(Element and region listing)
____

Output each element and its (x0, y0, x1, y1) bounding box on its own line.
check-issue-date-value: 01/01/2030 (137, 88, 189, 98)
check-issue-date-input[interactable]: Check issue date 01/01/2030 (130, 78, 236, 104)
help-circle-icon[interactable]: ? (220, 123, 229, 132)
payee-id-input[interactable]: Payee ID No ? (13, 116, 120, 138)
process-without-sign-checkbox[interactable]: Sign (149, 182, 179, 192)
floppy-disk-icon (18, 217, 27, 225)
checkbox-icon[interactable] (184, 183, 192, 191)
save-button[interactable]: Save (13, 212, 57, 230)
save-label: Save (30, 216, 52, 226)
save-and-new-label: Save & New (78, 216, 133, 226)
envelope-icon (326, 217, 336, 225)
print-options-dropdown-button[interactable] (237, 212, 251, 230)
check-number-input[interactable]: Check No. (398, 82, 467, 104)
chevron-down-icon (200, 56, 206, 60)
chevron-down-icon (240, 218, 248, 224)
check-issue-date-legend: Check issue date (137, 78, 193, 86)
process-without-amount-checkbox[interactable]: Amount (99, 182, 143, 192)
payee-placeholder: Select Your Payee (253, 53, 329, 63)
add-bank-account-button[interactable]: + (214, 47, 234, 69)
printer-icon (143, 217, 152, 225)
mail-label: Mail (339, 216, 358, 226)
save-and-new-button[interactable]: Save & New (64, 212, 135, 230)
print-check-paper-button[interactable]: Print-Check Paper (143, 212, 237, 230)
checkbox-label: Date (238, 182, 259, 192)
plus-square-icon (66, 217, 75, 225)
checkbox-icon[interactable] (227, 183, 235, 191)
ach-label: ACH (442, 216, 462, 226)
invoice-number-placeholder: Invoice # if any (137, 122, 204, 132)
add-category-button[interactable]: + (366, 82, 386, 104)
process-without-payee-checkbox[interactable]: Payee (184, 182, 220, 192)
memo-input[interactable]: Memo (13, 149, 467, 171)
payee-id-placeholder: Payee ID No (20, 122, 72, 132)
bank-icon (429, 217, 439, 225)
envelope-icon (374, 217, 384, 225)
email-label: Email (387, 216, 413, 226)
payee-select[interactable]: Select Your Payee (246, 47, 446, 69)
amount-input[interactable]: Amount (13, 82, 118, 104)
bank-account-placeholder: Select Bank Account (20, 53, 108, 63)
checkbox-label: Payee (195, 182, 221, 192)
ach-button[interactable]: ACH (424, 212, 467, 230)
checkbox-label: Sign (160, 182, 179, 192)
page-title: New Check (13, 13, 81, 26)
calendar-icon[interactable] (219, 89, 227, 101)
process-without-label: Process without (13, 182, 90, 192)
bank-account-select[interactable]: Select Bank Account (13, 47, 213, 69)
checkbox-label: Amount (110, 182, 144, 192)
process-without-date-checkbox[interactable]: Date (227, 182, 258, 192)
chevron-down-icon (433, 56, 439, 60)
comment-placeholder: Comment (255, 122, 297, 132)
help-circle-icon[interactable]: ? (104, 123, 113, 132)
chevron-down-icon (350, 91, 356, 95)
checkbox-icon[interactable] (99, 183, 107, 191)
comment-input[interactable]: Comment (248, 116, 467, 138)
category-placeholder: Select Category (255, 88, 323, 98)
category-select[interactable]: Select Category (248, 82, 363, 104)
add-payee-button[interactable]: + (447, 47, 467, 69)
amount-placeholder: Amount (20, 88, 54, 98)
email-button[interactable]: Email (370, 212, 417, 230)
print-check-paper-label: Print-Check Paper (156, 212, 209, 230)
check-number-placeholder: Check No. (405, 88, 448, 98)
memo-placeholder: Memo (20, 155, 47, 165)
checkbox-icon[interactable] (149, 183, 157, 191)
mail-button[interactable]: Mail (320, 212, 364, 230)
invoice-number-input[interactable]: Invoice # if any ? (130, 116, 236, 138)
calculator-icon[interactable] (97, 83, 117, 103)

____

Rewrite the listing above with every occurrence of "Select Bank Account" changed to "Choose Bank Account", leaving all other text in the lines the same.

Output each element and its (x0, y0, x1, y1) bounding box on its own line.
check-issue-date-value: 01/01/2030 (137, 88, 189, 98)
check-issue-date-input[interactable]: Check issue date 01/01/2030 (130, 78, 236, 104)
help-circle-icon[interactable]: ? (220, 123, 229, 132)
payee-id-input[interactable]: Payee ID No ? (13, 116, 120, 138)
process-without-sign-checkbox[interactable]: Sign (149, 182, 179, 192)
floppy-disk-icon (18, 217, 27, 225)
checkbox-icon[interactable] (184, 183, 192, 191)
save-button[interactable]: Save (13, 212, 57, 230)
save-label: Save (30, 216, 52, 226)
save-and-new-label: Save & New (78, 216, 133, 226)
envelope-icon (326, 217, 336, 225)
print-options-dropdown-button[interactable] (237, 212, 251, 230)
check-number-input[interactable]: Check No. (398, 82, 467, 104)
chevron-down-icon (200, 56, 206, 60)
chevron-down-icon (240, 218, 248, 224)
check-issue-date-legend: Check issue date (137, 78, 193, 86)
process-without-amount-checkbox[interactable]: Amount (99, 182, 143, 192)
payee-placeholder: Select Your Payee (253, 53, 329, 63)
add-bank-account-button[interactable]: + (214, 47, 234, 69)
printer-icon (143, 217, 152, 225)
mail-label: Mail (339, 216, 358, 226)
save-and-new-button[interactable]: Save & New (64, 212, 135, 230)
print-check-paper-button[interactable]: Print-Check Paper (143, 212, 237, 230)
checkbox-label: Date (238, 182, 259, 192)
plus-square-icon (66, 217, 75, 225)
checkbox-icon[interactable] (227, 183, 235, 191)
ach-label: ACH (442, 216, 462, 226)
invoice-number-placeholder: Invoice # if any (137, 122, 204, 132)
add-category-button[interactable]: + (366, 82, 386, 104)
process-without-payee-checkbox[interactable]: Payee (184, 182, 220, 192)
memo-input[interactable]: Memo (13, 149, 467, 171)
payee-id-placeholder: Payee ID No (20, 122, 72, 132)
bank-icon (429, 217, 439, 225)
envelope-icon (374, 217, 384, 225)
email-label: Email (387, 216, 413, 226)
payee-select[interactable]: Select Your Payee (246, 47, 446, 69)
amount-input[interactable]: Amount (13, 82, 118, 104)
bank-account-placeholder: Choose Bank Account (20, 53, 108, 63)
checkbox-label: Payee (195, 182, 221, 192)
ach-button[interactable]: ACH (424, 212, 467, 230)
checkbox-label: Sign (160, 182, 179, 192)
page-title: New Check (13, 13, 81, 26)
calendar-icon[interactable] (219, 89, 227, 101)
process-without-label: Process without (13, 182, 90, 192)
bank-account-select[interactable]: Choose Bank Account (13, 47, 213, 69)
checkbox-label: Amount (110, 182, 144, 192)
process-without-date-checkbox[interactable]: Date (227, 182, 258, 192)
chevron-down-icon (433, 56, 439, 60)
comment-placeholder: Comment (255, 122, 297, 132)
help-circle-icon[interactable]: ? (104, 123, 113, 132)
chevron-down-icon (350, 91, 356, 95)
checkbox-icon[interactable] (99, 183, 107, 191)
comment-input[interactable]: Comment (248, 116, 467, 138)
category-placeholder: Select Category (255, 88, 323, 98)
category-select[interactable]: Select Category (248, 82, 363, 104)
add-payee-button[interactable]: + (447, 47, 467, 69)
amount-placeholder: Amount (20, 88, 54, 98)
email-button[interactable]: Email (370, 212, 417, 230)
print-check-paper-label: Print-Check Paper (156, 212, 209, 230)
check-number-placeholder: Check No. (405, 88, 448, 98)
memo-placeholder: Memo (20, 155, 47, 165)
checkbox-icon[interactable] (149, 183, 157, 191)
mail-button[interactable]: Mail (320, 212, 364, 230)
invoice-number-input[interactable]: Invoice # if any ? (130, 116, 236, 138)
calculator-icon[interactable] (97, 83, 117, 103)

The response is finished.